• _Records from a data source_
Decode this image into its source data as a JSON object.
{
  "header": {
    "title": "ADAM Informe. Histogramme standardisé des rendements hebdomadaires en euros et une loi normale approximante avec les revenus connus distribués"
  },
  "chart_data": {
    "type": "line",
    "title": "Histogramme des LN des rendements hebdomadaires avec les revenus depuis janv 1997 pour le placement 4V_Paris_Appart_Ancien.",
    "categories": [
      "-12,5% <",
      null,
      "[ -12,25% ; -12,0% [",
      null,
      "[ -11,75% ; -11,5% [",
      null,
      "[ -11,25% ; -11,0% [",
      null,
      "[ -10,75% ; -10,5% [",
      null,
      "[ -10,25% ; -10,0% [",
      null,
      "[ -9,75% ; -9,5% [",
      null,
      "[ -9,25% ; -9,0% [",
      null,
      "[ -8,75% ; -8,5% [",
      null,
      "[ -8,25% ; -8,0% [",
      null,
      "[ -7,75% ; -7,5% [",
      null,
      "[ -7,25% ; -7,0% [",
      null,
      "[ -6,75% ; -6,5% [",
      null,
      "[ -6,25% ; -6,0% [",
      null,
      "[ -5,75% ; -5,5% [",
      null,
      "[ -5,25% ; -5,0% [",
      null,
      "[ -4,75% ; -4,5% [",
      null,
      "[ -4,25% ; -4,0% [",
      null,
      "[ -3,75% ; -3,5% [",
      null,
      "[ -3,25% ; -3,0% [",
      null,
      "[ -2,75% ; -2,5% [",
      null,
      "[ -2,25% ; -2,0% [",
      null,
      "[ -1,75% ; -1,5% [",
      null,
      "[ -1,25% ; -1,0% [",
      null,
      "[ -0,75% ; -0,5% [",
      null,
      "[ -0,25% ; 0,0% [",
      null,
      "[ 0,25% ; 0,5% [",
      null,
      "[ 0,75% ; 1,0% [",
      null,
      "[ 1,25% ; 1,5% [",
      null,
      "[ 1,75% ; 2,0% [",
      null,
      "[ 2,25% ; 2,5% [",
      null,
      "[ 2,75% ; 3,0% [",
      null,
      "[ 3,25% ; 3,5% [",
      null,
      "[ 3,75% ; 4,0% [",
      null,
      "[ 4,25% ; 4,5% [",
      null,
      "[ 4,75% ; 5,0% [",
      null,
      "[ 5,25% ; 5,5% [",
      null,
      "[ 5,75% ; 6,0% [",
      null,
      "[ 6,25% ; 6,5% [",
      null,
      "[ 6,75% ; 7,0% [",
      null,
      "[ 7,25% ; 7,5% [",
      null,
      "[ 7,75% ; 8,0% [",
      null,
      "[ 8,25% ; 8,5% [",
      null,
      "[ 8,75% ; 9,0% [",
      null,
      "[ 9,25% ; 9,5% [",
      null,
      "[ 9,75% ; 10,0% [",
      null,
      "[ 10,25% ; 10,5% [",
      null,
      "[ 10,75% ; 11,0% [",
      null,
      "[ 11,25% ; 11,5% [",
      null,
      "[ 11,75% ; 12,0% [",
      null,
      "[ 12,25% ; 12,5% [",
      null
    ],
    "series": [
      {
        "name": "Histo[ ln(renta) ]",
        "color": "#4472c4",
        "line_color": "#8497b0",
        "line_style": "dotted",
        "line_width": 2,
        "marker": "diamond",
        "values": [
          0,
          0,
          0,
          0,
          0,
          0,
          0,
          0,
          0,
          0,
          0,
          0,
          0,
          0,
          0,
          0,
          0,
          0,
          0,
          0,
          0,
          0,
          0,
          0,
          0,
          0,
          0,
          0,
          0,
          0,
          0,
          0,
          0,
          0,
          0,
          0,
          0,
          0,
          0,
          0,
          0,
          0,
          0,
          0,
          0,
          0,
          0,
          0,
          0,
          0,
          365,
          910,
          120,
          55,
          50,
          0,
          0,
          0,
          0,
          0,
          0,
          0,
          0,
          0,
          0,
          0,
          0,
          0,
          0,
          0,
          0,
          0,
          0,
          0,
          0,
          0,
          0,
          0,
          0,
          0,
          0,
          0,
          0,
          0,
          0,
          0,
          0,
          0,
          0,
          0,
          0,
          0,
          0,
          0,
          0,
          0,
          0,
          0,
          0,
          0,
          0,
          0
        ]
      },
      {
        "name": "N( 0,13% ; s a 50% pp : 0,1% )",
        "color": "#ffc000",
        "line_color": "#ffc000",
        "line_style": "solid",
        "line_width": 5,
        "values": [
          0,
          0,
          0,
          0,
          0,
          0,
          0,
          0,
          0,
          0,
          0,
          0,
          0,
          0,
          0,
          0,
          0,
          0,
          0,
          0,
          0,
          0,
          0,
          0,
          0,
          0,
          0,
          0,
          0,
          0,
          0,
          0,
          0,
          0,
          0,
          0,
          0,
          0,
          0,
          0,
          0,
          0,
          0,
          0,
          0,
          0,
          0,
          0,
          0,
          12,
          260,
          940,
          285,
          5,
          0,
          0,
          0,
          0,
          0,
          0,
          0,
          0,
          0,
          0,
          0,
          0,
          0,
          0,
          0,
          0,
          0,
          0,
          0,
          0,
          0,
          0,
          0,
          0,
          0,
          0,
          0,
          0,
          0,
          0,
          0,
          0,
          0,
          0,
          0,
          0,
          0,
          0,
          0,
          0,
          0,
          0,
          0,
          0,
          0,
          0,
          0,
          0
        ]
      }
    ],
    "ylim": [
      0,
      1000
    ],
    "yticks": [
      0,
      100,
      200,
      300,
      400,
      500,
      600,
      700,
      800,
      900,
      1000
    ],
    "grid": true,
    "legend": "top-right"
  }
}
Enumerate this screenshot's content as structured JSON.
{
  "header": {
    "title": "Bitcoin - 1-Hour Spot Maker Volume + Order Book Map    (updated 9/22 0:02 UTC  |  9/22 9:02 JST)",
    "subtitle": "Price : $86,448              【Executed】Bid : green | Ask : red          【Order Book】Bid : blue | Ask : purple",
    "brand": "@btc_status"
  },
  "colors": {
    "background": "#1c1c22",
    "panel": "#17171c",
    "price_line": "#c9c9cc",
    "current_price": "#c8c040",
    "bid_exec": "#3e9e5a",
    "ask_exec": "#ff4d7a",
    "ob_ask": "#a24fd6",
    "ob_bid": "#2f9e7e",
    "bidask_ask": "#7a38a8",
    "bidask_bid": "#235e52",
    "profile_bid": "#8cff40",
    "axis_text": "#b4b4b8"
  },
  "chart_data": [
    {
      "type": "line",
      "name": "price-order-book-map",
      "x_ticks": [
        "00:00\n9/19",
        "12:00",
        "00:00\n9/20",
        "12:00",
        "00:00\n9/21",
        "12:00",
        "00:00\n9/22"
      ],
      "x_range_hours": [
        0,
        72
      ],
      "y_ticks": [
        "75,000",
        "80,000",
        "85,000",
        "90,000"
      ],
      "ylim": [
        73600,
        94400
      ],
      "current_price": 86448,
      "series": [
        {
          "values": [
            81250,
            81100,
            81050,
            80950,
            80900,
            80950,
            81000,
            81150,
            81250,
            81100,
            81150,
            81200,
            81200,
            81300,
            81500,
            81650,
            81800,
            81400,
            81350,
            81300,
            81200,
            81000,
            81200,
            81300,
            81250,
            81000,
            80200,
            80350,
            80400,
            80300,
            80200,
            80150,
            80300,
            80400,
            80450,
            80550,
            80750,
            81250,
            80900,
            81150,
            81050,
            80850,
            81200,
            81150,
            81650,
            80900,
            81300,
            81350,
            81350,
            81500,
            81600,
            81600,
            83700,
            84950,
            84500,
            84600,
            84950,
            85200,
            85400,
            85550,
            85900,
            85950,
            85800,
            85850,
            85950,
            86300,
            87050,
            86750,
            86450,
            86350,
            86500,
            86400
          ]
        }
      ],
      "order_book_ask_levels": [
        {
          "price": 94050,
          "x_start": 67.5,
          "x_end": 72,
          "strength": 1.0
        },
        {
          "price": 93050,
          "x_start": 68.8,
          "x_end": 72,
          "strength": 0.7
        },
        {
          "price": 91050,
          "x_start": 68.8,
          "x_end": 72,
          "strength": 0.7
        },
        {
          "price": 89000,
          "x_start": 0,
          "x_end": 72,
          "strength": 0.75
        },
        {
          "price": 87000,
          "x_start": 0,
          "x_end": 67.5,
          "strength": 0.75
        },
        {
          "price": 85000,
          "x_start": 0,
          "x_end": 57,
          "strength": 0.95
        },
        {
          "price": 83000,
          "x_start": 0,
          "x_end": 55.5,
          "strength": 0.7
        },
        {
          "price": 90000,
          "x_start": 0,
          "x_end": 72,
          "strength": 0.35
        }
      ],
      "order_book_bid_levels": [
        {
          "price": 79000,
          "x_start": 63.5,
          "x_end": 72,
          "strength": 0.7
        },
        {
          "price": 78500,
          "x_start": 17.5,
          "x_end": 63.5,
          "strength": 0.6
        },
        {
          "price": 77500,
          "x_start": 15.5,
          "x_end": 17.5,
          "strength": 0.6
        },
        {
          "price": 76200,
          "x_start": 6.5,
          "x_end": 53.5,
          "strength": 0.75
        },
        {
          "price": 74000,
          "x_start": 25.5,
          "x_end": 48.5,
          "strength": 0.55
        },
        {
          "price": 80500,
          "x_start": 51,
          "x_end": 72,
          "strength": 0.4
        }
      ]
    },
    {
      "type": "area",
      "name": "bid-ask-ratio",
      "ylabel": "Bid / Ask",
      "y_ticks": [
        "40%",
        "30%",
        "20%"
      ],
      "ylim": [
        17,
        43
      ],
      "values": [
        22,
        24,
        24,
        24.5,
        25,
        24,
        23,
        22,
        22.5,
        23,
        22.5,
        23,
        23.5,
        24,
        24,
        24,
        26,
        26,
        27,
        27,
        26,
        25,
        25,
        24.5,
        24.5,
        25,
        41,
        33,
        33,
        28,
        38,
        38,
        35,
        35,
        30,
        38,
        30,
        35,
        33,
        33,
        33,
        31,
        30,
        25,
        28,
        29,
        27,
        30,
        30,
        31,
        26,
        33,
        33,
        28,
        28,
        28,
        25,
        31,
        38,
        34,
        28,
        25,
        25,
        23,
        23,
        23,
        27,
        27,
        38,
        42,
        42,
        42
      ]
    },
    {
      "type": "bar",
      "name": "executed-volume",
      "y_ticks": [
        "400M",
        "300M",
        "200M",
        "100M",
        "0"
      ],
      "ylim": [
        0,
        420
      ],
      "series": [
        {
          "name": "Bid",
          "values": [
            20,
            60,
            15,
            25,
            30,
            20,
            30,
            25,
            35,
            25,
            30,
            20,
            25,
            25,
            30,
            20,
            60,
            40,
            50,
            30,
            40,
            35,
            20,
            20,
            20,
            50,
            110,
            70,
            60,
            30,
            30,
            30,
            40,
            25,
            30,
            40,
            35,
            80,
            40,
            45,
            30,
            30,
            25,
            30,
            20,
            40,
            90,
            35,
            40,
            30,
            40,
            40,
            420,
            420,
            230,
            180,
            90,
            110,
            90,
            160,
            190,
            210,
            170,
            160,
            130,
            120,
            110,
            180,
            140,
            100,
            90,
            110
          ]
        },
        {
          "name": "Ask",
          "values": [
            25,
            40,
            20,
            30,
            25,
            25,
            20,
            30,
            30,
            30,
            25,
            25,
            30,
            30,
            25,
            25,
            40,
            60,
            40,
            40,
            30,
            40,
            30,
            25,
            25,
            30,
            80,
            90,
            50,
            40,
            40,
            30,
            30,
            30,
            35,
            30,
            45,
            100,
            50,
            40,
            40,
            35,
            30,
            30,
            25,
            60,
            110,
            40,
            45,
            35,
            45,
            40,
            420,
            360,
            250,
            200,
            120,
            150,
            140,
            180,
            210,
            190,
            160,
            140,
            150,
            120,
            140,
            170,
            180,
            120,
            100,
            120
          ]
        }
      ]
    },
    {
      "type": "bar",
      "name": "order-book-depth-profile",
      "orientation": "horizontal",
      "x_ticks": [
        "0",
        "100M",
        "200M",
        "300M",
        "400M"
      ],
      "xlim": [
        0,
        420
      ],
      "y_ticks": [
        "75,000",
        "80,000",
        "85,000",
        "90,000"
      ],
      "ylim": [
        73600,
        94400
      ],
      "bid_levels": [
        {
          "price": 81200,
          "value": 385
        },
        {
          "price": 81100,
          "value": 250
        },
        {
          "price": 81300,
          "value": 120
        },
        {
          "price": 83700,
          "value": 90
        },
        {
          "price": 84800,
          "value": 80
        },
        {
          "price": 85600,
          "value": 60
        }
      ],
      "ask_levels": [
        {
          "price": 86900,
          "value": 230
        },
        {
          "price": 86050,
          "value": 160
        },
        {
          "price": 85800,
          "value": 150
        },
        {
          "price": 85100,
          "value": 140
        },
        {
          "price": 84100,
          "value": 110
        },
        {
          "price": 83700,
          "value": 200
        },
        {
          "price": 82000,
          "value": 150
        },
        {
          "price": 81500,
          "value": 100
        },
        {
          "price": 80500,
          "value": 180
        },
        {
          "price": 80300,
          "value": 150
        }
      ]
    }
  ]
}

• _Instructions to follow_
Search the records for the string "revenus" and return every line in which it occurs.

• _Final result_
    "title": "ADAM Informe. Histogramme standardisé des rendements hebdomadaires en euros et une loi normale approximante avec les revenus connus distribués"
    "title": "Histogramme des LN des rendements hebdomadaires avec les revenus depuis janv 1997 pour le placement 4V_Paris_Appart_Ancien.",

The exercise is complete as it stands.